#### Given problem:
All entries should be output exactly as they stand.

[Dataset entries]
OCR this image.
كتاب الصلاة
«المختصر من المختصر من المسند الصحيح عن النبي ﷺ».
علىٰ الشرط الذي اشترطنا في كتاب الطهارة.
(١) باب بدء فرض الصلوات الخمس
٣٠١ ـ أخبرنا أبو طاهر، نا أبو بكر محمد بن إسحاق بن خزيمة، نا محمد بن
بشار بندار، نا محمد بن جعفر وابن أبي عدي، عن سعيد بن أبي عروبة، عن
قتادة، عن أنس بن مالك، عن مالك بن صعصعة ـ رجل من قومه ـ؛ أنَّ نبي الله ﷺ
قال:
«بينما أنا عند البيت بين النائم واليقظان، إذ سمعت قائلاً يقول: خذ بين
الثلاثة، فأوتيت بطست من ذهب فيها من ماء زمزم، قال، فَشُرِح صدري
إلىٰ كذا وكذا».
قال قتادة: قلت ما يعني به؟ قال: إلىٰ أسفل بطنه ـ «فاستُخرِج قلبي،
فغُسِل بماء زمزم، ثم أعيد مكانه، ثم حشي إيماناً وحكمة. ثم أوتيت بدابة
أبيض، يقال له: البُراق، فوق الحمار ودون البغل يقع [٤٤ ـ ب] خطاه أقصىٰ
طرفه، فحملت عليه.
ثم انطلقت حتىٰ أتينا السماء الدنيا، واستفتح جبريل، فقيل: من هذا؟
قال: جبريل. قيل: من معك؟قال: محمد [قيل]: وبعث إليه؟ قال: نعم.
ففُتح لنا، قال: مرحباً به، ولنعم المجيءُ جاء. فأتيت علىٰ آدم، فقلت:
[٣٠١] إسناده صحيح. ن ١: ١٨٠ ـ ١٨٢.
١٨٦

#### Task response:
OCR this image.
كتاب الصلاة
«المختصر من المختصر من المسند الصحيح عن النبي ﷺ».
علىٰ الشرط الذي اشترطنا في كتاب الطهارة.
(١) باب بدء فرض الصلوات الخمس
٣٠١ ـ أخبرنا أبو طاهر، نا أبو بكر محمد بن إسحاق بن خزيمة، نا محمد بن
بشار بندار، نا محمد بن جعفر وابن أبي عدي، عن سعيد بن أبي عروبة، عن
قتادة، عن أنس بن مالك، عن مالك بن صعصعة ـ رجل من قومه ـ؛ أنَّ نبي الله ﷺ
قال:
«بينما أنا عند البيت بين النائم واليقظان، إذ سمعت قائلاً يقول: خذ بين
الثلاثة، فأوتيت بطست من ذهب فيها من ماء زمزم، قال، فَشُرِح صدري
إلىٰ كذا وكذا».
قال قتادة: قلت ما يعني به؟ قال: إلىٰ أسفل بطنه ـ «فاستُخرِج قلبي،
فغُسِل بماء زمزم، ثم أعيد مكانه، ثم حشي إيماناً وحكمة. ثم أوتيت بدابة
أبيض، يقال له: البُراق، فوق الحمار ودون البغل يقع [٤٤ ـ ب] خطاه أقصىٰ
طرفه، فحملت عليه.
ثم انطلقت حتىٰ أتينا السماء الدنيا، واستفتح جبريل، فقيل: من هذا؟
قال: جبريل. قيل: من معك؟قال: محمد [قيل]: وبعث إليه؟ قال: نعم.
ففُتح لنا، قال: مرحباً به، ولنعم المجيءُ جاء. فأتيت علىٰ آدم، فقلت:
[٣٠١] إسناده صحيح. ن ١: ١٨٠ ـ ١٨٢.
١٨٦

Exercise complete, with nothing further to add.